### EXERCISE
Copy everything in the data below exactly except the pictures.

----- RECORDS -----

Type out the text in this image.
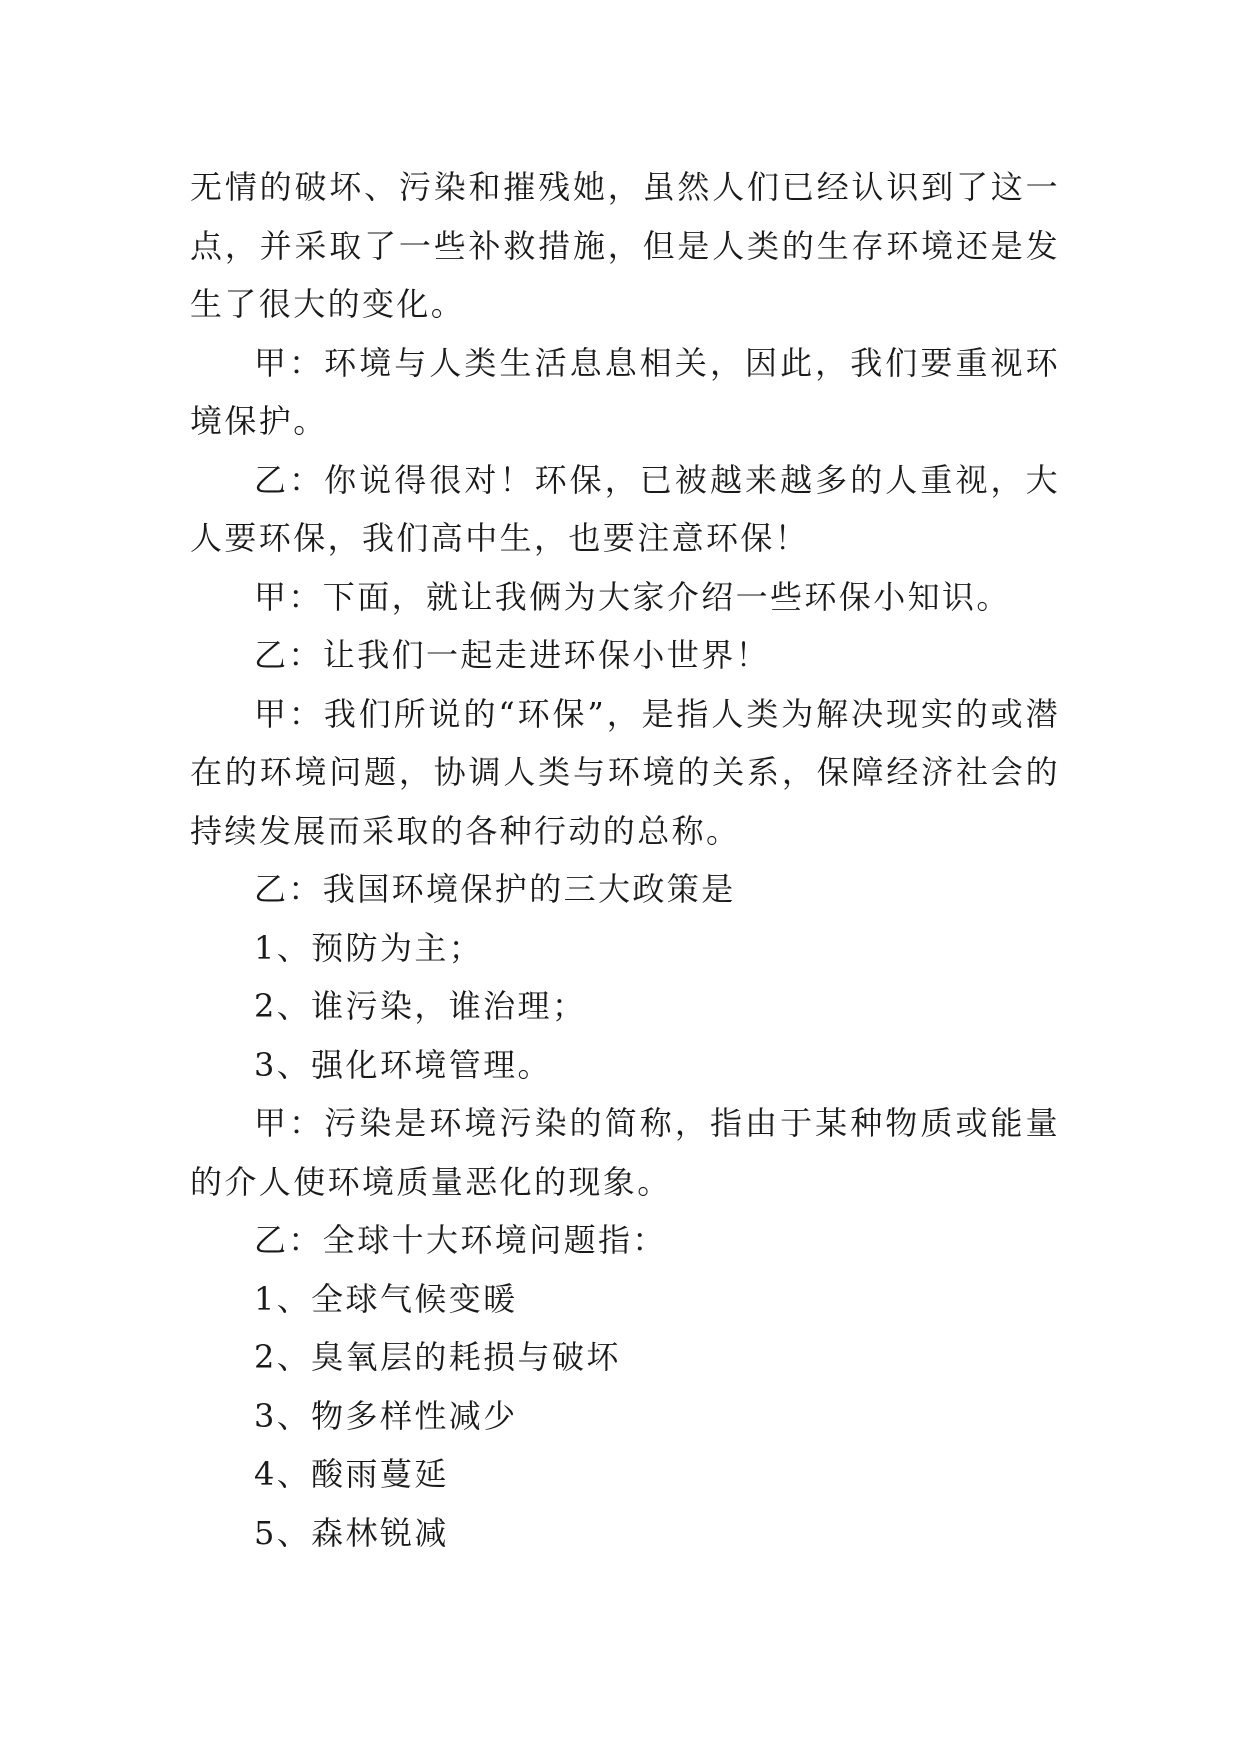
无情的破坏、污染和摧残她，虽然人们已经认识到了这一点，并采取了一些补救措施，但是人类的生存环境还是发生了很大的变化。

甲：环境与人类生活息息相关，因此，我们要重视环境保护。

乙：你说得很对！环保，已被越来越多的人重视，大人要环保，我们高中生，也要注意环保！

甲：下面，就让我俩为大家介绍一些环保小知识。

乙：让我们一起走进环保小世界！

甲：我们所说的“环保”，是指人类为解决现实的或潜在的环境问题，协调人类与环境的关系，保障经济社会的持续发展而采取的各种行动的总称。

乙：我国环境保护的三大政策是

1、预防为主；

2、谁污染，谁治理；

3、强化环境管理。

甲：污染是环境污染的简称，指由于某种物质或能量的介人使环境质量恶化的现象。

乙：全球十大环境问题指：

1、全球气候变暖

2、臭氧层的耗损与破坏

3、物多样性减少

4、酸雨蔓延

5、森林锐减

-----

### THE ANSWER
Type out the text in this image.
无情的破坏、污染和摧残她，虽然人们已经认识到了这一点，并采取了一些补救措施，但是人类的生存环境还是发生了很大的变化。

甲：环境与人类生活息息相关，因此，我们要重视环境保护。

乙：你说得很对！环保，已被越来越多的人重视，大人要环保，我们高中生，也要注意环保！

甲：下面，就让我俩为大家介绍一些环保小知识。

乙：让我们一起走进环保小世界！

甲：我们所说的“环保”，是指人类为解决现实的或潜在的环境问题，协调人类与环境的关系，保障经济社会的持续发展而采取的各种行动的总称。

乙：我国环境保护的三大政策是

1、预防为主；

2、谁污染，谁治理；

3、强化环境管理。

甲：污染是环境污染的简称，指由于某种物质或能量的介人使环境质量恶化的现象。

乙：全球十大环境问题指：

1、全球气候变暖

2、臭氧层的耗损与破坏

3、物多样性减少

4、酸雨蔓延

5、森林锐减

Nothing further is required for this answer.